_INFORMATION SUPPLIED_:
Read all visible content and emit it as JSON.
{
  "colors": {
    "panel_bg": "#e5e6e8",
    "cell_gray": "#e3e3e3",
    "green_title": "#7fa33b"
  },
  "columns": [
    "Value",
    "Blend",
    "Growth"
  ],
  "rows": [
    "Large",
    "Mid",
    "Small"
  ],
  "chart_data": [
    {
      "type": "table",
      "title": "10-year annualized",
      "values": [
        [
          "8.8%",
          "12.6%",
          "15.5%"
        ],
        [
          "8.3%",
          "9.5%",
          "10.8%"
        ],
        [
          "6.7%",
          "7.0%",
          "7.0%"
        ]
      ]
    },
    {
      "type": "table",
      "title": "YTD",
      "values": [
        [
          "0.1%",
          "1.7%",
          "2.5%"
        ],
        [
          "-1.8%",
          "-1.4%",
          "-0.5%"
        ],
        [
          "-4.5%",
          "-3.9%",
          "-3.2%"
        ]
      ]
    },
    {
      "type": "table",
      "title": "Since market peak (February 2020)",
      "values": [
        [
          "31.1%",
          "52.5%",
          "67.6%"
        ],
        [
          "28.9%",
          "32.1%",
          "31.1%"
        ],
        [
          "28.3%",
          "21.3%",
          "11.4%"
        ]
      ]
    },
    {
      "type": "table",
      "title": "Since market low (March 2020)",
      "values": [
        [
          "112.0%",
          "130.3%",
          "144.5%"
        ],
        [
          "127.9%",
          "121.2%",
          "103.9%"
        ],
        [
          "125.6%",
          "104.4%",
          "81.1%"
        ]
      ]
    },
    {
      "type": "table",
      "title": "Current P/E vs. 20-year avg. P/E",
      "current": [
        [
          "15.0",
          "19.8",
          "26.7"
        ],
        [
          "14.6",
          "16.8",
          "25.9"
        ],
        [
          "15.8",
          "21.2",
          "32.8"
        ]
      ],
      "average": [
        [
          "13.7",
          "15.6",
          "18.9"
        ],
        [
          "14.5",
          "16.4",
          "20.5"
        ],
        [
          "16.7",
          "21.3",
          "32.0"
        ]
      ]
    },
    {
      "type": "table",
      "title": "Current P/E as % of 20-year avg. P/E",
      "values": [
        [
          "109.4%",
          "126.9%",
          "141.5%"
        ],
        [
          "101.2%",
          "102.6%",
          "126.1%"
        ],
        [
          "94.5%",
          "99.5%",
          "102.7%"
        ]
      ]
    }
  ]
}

_SHORT PROBLEM_: Lines from the records above that hold "market" are the ones to list.

_ANSWER IN FULL_:
      "title": "Since market peak (February 2020)",
      "title": "Since market low (March 2020)",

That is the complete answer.